SET TASK:
Write out the complete material exactly as it stands.

WORKING DATA:
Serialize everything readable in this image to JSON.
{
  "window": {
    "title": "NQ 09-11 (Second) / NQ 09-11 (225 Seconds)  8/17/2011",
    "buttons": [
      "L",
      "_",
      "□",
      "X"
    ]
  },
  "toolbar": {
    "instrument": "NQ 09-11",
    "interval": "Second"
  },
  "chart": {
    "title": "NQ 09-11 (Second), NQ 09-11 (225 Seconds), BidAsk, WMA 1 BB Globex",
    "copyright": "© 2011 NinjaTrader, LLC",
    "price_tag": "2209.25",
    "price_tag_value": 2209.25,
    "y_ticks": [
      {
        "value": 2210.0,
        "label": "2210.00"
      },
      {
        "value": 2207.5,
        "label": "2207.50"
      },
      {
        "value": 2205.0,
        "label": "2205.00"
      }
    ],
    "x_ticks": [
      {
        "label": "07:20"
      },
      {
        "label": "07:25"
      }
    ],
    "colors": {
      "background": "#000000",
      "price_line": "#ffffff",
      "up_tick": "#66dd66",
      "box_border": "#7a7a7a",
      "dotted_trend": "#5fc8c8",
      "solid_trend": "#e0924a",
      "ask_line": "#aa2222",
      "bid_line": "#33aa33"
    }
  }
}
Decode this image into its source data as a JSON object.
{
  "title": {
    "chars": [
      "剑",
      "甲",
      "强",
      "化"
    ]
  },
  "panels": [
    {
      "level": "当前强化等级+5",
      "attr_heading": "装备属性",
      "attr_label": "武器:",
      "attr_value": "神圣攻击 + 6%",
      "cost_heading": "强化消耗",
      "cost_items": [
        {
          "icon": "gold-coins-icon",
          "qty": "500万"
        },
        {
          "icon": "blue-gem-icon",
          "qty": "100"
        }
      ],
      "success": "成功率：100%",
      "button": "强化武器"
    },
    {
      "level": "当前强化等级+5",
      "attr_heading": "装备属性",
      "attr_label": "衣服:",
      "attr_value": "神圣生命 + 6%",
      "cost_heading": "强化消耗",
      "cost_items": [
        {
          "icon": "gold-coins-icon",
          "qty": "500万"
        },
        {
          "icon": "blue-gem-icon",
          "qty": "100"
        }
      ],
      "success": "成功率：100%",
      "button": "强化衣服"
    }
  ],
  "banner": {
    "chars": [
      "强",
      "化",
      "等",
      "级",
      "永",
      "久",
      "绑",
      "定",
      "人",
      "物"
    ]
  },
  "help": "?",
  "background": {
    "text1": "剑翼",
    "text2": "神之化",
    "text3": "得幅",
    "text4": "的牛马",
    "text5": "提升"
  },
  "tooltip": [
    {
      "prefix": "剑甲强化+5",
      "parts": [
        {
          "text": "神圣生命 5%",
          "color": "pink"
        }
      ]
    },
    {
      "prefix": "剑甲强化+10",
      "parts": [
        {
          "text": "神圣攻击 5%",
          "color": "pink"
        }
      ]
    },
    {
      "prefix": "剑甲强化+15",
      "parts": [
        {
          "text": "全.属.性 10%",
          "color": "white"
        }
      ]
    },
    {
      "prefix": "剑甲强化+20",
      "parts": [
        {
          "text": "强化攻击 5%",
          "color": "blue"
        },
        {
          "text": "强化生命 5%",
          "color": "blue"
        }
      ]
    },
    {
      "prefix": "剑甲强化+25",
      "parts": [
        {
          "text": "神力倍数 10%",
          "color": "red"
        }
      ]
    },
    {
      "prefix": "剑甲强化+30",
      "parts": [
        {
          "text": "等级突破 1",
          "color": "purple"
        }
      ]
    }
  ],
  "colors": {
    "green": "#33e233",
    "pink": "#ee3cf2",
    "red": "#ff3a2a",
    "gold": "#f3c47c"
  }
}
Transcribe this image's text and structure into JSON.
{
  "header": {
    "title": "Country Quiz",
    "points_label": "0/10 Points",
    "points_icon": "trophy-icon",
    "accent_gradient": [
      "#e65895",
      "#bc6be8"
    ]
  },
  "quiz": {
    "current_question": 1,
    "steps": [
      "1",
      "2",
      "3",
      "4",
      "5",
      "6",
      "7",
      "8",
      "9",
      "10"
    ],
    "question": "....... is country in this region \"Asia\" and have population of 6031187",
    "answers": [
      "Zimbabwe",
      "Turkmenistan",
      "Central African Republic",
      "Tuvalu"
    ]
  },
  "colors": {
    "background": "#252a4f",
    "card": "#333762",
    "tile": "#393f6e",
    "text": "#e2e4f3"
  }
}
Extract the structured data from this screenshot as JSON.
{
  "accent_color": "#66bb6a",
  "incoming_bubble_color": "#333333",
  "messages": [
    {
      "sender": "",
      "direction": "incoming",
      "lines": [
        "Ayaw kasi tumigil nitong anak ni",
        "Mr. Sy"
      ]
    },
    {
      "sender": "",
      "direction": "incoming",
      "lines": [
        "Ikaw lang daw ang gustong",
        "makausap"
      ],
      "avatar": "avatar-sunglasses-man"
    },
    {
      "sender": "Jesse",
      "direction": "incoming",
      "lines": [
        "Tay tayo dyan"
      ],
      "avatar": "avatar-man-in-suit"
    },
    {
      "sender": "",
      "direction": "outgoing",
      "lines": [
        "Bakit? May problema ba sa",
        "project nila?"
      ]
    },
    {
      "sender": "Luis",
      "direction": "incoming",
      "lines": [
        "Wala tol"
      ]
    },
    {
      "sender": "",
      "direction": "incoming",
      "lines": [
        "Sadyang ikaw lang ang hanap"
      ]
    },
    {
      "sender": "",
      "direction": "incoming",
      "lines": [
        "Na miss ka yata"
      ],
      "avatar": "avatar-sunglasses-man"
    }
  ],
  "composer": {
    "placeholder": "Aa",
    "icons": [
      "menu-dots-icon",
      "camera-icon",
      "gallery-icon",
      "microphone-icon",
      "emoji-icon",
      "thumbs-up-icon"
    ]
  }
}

EXERCISE ANSWER:
Serialize everything readable in this image to JSON.
{
  "window": {
    "title": "NQ 09-11 (Second) / NQ 09-11 (225 Seconds)  8/17/2011",
    "buttons": [
      "L",
      "_",
      "□",
      "X"
    ]
  },
  "toolbar": {
    "instrument": "NQ 09-11",
    "interval": "Second"
  },
  "chart": {
    "title": "NQ 09-11 (Second), NQ 09-11 (225 Seconds), BidAsk, WMA 1 BB Globex",
    "copyright": "© 2011 NinjaTrader, LLC",
    "price_tag": "2209.25",
    "price_tag_value": 2209.25,
    "y_ticks": [
      {
        "value": 2210.0,
        "label": "2210.00"
      },
      {
        "value": 2207.5,
        "label": "2207.50"
      },
      {
        "value": 2205.0,
        "label": "2205.00"
      }
    ],
    "x_ticks": [
      {
        "label": "07:20"
      },
      {
        "label": "07:25"
      }
    ],
    "colors": {
      "background": "#000000",
      "price_line": "#ffffff",
      "up_tick": "#66dd66",
      "box_border": "#7a7a7a",
      "dotted_trend": "#5fc8c8",
      "solid_trend": "#e0924a",
      "ask_line": "#aa2222",
      "bid_line": "#33aa33"
    }
  }
}
Decode this image into its source data as a JSON object.
{
  "title": {
    "chars": [
      "剑",
      "甲",
      "强",
      "化"
    ]
  },
  "panels": [
    {
      "level": "当前强化等级+5",
      "attr_heading": "装备属性",
      "attr_label": "武器:",
      "attr_value": "神圣攻击 + 6%",
      "cost_heading": "强化消耗",
      "cost_items": [
        {
          "icon": "gold-coins-icon",
          "qty": "500万"
        },
        {
          "icon": "blue-gem-icon",
          "qty": "100"
        }
      ],
      "success": "成功率：100%",
      "button": "强化武器"
    },
    {
      "level": "当前强化等级+5",
      "attr_heading": "装备属性",
      "attr_label": "衣服:",
      "attr_value": "神圣生命 + 6%",
      "cost_heading": "强化消耗",
      "cost_items": [
        {
          "icon": "gold-coins-icon",
          "qty": "500万"
        },
        {
          "icon": "blue-gem-icon",
          "qty": "100"
        }
      ],
      "success": "成功率：100%",
      "button": "强化衣服"
    }
  ],
  "banner": {
    "chars": [
      "强",
      "化",
      "等",
      "级",
      "永",
      "久",
      "绑",
      "定",
      "人",
      "物"
    ]
  },
  "help": "?",
  "background": {
    "text1": "剑翼",
    "text2": "神之化",
    "text3": "得幅",
    "text4": "的牛马",
    "text5": "提升"
  },
  "tooltip": [
    {
      "prefix": "剑甲强化+5",
      "parts": [
        {
          "text": "神圣生命 5%",
          "color": "pink"
        }
      ]
    },
    {
      "prefix": "剑甲强化+10",
      "parts": [
        {
          "text": "神圣攻击 5%",
          "color": "pink"
        }
      ]
    },
    {
      "prefix": "剑甲强化+15",
      "parts": [
        {
          "text": "全.属.性 10%",
          "color": "white"
        }
      ]
    },
    {
      "prefix": "剑甲强化+20",
      "parts": [
        {
          "text": "强化攻击 5%",
          "color": "blue"
        },
        {
          "text": "强化生命 5%",
          "color": "blue"
        }
      ]
    },
    {
      "prefix": "剑甲强化+25",
      "parts": [
        {
          "text": "神力倍数 10%",
          "color": "red"
        }
      ]
    },
    {
      "prefix": "剑甲强化+30",
      "parts": [
        {
          "text": "等级突破 1",
          "color": "purple"
        }
      ]
    }
  ],
  "colors": {
    "green": "#33e233",
    "pink": "#ee3cf2",
    "red": "#ff3a2a",
    "gold": "#f3c47c"
  }
}
Transcribe this image's text and structure into JSON.
{
  "header": {
    "title": "Country Quiz",
    "points_label": "0/10 Points",
    "points_icon": "trophy-icon",
    "accent_gradient": [
      "#e65895",
      "#bc6be8"
    ]
  },
  "quiz": {
    "current_question": 1,
    "steps": [
      "1",
      "2",
      "3",
      "4",
      "5",
      "6",
      "7",
      "8",
      "9",
      "10"
    ],
    "question": "....... is country in this region \"Asia\" and have population of 6031187",
    "answers": [
      "Zimbabwe",
      "Turkmenistan",
      "Central African Republic",
      "Tuvalu"
    ]
  },
  "colors": {
    "background": "#252a4f",
    "card": "#333762",
    "tile": "#393f6e",
    "text": "#e2e4f3"
  }
}
Extract the structured data from this screenshot as JSON.
{
  "accent_color": "#66bb6a",
  "incoming_bubble_color": "#333333",
  "messages": [
    {
      "sender": "",
      "direction": "incoming",
      "lines": [
        "Ayaw kasi tumigil nitong anak ni",
        "Mr. Sy"
      ]
    },
    {
      "sender": "",
      "direction": "incoming",
      "lines": [
        "Ikaw lang daw ang gustong",
        "makausap"
      ],
      "avatar": "avatar-sunglasses-man"
    },
    {
      "sender": "Jesse",
      "direction": "incoming",
      "lines": [
        "Tay tayo dyan"
      ],
      "avatar": "avatar-man-in-suit"
    },
    {
      "sender": "",
      "direction": "outgoing",
      "lines": [
        "Bakit? May problema ba sa",
        "project nila?"
      ]
    },
    {
      "sender": "Luis",
      "direction": "incoming",
      "lines": [
        "Wala tol"
      ]
    },
    {
      "sender": "",
      "direction": "incoming",
      "lines": [
        "Sadyang ikaw lang ang hanap"
      ]
    },
    {
      "sender": "",
      "direction": "incoming",
      "lines": [
        "Na miss ka yata"
      ],
      "avatar": "avatar-sunglasses-man"
    }
  ],
  "composer": {
    "placeholder": "Aa",
    "icons": [
      "menu-dots-icon",
      "camera-icon",
      "gallery-icon",
      "microphone-icon",
      "emoji-icon",
      "thumbs-up-icon"
    ]
  }
}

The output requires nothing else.